◆ **KUTIPAN DOKUMEN**
Komunitas punya peran penting dalam penentuan kebutuhan atau preferensi konsumen. Melibatkan komunitas dapat membantu menentukan potensial konsumen yang menjadi target pasar produk.

Kisah sukses Kuassamenunjukkan pentingnya keterlibatan komunitas dalam pengembangan produk dan penetrasi pasar. Kuassa adalah perusahaan yang khusus membuat plugin audio berkualitas tinggi, termasuk virtual studio technologu (VST), audio units-rack extension, ampli gitar digital, dan perangkat lunak plug-in efek mixing-mastering. Perusahaan ini didirikan di Bandung  pada tahun 2009 oleh sekelompok musisi yang memiliki minat yang sama terhadap proses kreatif musik. 

“Kita ini, bareng sama Dina Dellyana, pengajar SBM ITB dan musisi kala itu, berpikir kalau peralatannya dijual, dapat untung dari lisensinya, nanti kaya ya. Tapi tidak semudah itu,” kata Grahadea Kusuf, Co-Founder of Kuassa dan Direktur Start-Up Bandung, saat mengisi sesi mentoring The Greater Hub pada Jumat (3/5) di SBM ITB.

◆ **DATA YANG DIBERIKAN**
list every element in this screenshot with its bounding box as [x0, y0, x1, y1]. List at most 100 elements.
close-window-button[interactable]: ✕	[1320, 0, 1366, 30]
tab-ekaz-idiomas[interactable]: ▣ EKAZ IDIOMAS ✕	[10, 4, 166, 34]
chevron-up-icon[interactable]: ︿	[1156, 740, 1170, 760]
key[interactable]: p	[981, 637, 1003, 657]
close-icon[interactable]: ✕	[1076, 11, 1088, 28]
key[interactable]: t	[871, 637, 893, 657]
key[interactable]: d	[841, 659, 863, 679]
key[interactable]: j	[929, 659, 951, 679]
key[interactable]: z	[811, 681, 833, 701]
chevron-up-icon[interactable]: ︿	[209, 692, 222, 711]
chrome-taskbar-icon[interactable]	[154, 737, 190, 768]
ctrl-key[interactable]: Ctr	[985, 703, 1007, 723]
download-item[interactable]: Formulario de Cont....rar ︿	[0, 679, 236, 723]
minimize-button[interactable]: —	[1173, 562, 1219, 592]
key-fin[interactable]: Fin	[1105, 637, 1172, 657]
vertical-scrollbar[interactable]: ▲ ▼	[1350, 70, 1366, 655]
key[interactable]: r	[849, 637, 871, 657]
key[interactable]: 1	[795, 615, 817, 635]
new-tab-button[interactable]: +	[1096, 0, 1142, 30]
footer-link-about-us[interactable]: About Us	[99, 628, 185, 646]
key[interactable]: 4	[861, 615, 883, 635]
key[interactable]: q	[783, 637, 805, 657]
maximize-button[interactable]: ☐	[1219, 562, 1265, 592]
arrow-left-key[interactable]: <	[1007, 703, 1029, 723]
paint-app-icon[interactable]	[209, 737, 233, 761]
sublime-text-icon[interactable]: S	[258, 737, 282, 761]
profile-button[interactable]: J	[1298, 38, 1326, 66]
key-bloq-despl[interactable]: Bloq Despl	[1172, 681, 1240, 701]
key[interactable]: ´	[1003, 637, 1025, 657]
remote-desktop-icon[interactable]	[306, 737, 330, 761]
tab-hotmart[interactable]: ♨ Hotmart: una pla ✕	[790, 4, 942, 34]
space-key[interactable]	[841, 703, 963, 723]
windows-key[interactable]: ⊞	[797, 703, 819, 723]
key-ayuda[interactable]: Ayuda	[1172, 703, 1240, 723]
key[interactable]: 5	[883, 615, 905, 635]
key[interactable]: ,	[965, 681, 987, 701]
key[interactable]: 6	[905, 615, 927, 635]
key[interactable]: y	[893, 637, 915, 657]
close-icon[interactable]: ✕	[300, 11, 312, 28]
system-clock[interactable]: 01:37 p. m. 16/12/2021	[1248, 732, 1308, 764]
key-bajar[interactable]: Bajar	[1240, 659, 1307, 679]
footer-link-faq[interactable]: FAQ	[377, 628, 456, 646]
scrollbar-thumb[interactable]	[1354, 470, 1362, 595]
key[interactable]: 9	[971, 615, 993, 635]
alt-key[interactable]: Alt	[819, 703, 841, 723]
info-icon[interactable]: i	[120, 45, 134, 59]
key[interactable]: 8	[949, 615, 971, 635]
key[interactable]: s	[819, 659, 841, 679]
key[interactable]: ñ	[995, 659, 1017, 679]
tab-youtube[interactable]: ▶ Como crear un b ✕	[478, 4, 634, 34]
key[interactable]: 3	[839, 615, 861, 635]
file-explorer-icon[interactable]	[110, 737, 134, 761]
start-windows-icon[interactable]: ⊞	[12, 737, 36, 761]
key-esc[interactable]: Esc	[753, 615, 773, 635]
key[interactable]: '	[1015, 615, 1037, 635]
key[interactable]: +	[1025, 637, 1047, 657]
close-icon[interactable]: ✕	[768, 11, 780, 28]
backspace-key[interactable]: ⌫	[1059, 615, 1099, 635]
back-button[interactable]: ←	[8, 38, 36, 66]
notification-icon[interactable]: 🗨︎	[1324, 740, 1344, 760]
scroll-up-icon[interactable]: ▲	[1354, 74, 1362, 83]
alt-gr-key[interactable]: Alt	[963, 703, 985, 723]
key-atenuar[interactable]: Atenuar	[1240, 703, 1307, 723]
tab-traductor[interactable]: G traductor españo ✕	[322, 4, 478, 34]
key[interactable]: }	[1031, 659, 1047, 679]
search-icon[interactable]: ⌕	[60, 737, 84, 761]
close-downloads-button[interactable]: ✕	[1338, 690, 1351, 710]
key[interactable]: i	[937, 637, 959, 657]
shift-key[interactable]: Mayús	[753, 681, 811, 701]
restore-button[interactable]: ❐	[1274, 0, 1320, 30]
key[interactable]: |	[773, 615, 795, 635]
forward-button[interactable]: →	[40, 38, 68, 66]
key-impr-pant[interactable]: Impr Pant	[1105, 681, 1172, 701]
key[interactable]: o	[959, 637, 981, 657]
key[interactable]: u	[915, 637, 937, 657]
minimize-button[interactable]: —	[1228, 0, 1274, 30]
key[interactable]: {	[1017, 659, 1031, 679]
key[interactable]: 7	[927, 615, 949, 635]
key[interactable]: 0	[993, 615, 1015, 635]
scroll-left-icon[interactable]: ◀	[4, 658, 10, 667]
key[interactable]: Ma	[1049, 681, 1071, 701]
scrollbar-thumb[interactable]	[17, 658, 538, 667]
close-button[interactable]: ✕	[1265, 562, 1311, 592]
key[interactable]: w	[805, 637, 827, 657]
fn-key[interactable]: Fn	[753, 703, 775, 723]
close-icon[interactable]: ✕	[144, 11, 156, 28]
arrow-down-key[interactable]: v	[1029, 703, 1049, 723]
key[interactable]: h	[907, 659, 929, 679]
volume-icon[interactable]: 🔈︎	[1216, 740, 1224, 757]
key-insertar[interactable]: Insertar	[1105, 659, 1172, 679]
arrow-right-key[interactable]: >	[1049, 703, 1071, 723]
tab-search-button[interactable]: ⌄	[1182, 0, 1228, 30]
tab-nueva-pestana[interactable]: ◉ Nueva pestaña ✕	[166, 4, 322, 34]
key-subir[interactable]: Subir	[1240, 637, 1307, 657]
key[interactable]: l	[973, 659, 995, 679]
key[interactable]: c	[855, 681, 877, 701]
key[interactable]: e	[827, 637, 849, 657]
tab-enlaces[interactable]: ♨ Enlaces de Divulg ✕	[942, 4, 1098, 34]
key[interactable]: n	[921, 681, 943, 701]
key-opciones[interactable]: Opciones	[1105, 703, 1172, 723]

◆ **KERJAKAN SOAL BERIKUT**
**1.** Rangkumlah kutipan dokumen di atas dalam dua kalimat.
**2.** Menurut kutipan dokumen, di kota mana dan pada tahun berapa Kuassa didirikan?
**3.** Terjemahkan kalimat dari kutipan dokumen ini ke dalam bahasa Inggris: "Komunitas punya peran penting dalam penentuan kebutuhan atau preferensi konsumen."

◆ **JAWABAN LATIHAN**
**1.** Komunitas berperan penting dalam menentukan kebutuhan atau preferensi konsumen dan dapat membantu menentukan calon konsumen yang menjadi target pasar produk. Kuassa, perusahaan pembuat plugin audio berkualitas tinggi yang didirikan di Bandung pada tahun 2009 oleh sekelompok musisi, menunjukkan pentingnya keterlibatan komunitas dalam pengembangan produk dan penetrasi pasar.

**2.** Kuassa didirikan di Bandung pada tahun 2009.

**3.** Communities play an important role in determining consumer needs or preferences.